[Start]

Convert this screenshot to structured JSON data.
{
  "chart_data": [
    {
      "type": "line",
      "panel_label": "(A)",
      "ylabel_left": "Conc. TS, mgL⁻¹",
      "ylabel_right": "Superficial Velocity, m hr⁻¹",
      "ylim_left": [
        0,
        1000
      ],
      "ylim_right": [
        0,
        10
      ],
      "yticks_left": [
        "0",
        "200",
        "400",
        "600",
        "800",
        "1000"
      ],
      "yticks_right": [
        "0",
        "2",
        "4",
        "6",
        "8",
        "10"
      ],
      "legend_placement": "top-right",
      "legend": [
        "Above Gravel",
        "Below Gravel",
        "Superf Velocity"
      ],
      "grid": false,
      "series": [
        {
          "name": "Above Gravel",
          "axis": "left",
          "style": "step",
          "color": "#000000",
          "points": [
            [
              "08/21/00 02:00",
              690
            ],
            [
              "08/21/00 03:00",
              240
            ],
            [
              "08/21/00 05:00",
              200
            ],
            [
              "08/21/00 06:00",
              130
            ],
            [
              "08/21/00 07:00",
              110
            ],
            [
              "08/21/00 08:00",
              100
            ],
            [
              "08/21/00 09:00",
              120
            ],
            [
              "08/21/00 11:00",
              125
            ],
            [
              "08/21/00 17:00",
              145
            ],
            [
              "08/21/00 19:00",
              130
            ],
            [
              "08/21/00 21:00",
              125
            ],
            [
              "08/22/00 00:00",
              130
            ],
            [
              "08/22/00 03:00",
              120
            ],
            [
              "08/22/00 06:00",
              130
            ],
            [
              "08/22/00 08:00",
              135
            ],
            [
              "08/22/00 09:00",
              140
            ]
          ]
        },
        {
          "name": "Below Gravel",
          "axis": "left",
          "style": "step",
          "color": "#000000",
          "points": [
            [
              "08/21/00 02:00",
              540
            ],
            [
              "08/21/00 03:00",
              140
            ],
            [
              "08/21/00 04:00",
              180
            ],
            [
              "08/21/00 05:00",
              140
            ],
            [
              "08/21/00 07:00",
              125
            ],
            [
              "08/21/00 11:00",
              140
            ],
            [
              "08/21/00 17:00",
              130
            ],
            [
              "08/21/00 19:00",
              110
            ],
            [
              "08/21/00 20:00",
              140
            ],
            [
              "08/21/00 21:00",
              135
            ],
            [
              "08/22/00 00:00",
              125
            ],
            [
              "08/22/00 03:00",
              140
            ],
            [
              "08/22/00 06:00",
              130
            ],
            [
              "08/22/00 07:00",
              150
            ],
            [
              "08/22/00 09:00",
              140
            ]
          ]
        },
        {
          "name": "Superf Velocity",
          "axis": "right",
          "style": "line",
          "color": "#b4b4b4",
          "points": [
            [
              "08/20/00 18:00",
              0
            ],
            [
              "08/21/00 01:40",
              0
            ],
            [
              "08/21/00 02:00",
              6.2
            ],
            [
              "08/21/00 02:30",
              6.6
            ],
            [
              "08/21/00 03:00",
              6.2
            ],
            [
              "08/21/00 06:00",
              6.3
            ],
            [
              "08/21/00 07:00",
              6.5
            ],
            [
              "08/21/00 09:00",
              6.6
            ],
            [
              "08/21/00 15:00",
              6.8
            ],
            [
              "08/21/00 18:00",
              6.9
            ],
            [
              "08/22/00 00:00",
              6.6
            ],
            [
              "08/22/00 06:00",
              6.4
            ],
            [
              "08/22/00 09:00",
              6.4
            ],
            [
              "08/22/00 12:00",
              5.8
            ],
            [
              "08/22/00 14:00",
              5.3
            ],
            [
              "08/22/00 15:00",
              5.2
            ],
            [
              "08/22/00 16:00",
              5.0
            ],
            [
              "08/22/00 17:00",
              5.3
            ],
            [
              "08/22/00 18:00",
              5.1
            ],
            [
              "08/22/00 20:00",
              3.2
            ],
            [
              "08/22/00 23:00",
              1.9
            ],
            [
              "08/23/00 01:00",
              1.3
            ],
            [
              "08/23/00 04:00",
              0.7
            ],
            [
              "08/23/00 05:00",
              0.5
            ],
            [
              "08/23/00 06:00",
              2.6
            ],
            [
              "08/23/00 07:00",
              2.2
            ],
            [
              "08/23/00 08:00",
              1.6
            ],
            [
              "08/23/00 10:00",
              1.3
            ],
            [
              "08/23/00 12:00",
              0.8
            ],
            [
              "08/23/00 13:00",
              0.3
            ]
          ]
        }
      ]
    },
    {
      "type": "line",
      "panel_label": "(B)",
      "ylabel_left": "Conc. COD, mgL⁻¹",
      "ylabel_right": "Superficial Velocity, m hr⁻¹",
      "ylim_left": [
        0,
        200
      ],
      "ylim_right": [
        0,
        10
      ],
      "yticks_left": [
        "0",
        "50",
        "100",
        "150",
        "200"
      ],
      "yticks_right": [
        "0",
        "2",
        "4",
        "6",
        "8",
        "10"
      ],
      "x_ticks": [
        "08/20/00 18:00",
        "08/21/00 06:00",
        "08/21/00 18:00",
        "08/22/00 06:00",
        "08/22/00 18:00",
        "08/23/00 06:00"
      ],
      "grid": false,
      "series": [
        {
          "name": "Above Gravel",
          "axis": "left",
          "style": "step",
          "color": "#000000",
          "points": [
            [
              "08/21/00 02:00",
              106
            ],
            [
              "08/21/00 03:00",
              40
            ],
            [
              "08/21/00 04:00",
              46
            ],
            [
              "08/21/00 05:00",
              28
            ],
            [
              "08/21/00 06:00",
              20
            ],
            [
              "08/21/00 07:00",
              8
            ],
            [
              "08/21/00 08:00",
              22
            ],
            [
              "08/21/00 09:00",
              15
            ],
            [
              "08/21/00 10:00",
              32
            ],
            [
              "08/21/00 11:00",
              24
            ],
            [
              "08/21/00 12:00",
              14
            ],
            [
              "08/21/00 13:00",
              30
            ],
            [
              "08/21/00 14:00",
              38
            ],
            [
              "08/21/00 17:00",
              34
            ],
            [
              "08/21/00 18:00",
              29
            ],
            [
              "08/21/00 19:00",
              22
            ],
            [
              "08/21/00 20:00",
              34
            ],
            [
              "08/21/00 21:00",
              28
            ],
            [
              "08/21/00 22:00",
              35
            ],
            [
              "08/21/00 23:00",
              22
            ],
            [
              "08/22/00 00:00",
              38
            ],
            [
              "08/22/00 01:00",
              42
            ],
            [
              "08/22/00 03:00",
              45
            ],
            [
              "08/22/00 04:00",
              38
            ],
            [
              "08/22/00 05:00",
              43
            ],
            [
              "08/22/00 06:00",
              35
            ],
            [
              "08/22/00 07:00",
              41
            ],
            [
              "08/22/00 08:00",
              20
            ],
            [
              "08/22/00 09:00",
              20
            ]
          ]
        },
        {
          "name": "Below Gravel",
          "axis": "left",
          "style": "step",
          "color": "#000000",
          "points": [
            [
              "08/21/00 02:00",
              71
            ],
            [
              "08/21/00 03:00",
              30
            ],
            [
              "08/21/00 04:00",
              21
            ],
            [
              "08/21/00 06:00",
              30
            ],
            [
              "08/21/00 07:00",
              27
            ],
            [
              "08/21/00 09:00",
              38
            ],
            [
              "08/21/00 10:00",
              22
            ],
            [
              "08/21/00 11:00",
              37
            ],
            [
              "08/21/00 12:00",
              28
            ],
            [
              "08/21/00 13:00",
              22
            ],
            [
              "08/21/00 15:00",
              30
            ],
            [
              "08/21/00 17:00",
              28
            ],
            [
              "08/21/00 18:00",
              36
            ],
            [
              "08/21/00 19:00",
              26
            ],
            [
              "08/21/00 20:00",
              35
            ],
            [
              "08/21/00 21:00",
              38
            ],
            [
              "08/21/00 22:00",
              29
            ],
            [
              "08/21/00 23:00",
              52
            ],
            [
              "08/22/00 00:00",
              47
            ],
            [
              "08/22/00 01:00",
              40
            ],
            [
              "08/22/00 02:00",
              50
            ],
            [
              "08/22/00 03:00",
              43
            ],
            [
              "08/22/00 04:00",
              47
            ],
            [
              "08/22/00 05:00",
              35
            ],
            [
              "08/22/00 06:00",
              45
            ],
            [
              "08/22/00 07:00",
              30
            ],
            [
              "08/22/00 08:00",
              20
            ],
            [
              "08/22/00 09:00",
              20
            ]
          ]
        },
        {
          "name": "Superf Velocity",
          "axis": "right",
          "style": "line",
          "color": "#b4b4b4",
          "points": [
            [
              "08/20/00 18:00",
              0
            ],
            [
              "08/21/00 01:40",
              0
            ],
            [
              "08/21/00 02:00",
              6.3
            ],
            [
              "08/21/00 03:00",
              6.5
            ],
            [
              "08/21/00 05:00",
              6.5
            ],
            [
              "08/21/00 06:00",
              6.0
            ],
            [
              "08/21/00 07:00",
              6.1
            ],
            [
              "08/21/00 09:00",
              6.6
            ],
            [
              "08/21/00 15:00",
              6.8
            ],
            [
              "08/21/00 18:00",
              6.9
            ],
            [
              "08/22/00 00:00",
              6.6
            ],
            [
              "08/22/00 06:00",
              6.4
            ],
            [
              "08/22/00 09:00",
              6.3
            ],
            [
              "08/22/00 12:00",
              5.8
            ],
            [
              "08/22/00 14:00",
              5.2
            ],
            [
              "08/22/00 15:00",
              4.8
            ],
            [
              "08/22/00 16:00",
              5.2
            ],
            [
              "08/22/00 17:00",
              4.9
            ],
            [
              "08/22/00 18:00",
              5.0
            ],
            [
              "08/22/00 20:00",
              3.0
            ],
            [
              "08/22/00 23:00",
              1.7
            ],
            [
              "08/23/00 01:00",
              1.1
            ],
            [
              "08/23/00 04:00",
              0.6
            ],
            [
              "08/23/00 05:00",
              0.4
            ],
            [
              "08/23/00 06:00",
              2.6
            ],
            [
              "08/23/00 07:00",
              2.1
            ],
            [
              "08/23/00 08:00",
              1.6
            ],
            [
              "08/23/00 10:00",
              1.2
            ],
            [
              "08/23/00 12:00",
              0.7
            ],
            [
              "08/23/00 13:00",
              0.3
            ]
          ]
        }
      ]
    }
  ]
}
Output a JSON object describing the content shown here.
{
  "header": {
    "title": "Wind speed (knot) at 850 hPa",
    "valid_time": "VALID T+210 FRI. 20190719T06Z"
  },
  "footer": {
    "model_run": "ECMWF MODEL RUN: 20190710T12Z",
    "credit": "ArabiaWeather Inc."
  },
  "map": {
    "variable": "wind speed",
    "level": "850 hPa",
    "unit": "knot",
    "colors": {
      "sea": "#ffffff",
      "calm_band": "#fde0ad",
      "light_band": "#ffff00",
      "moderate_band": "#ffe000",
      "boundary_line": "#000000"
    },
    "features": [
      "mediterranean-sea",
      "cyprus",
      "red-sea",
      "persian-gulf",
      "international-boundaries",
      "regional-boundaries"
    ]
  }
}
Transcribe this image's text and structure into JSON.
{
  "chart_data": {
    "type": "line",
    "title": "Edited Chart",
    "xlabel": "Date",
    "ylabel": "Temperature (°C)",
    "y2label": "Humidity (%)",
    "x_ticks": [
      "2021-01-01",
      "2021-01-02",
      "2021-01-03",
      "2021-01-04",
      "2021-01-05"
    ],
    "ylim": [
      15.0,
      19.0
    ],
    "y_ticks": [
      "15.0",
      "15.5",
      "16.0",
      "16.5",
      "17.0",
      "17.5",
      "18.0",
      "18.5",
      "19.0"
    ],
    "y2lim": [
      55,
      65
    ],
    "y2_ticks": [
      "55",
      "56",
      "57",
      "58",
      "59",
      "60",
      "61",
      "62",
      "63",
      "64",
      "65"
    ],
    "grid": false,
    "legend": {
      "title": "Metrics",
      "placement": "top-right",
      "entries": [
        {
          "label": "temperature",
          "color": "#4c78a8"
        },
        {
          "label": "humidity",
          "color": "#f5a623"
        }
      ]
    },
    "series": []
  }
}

[End]

● Task prompt:
Keep only those lines of the records that hold "title", and return them.

● Reply to the exercise:
    "title": "Wind speed (knot) at 850 hPa",
    "title": "Edited Chart",
      "title": "Metrics",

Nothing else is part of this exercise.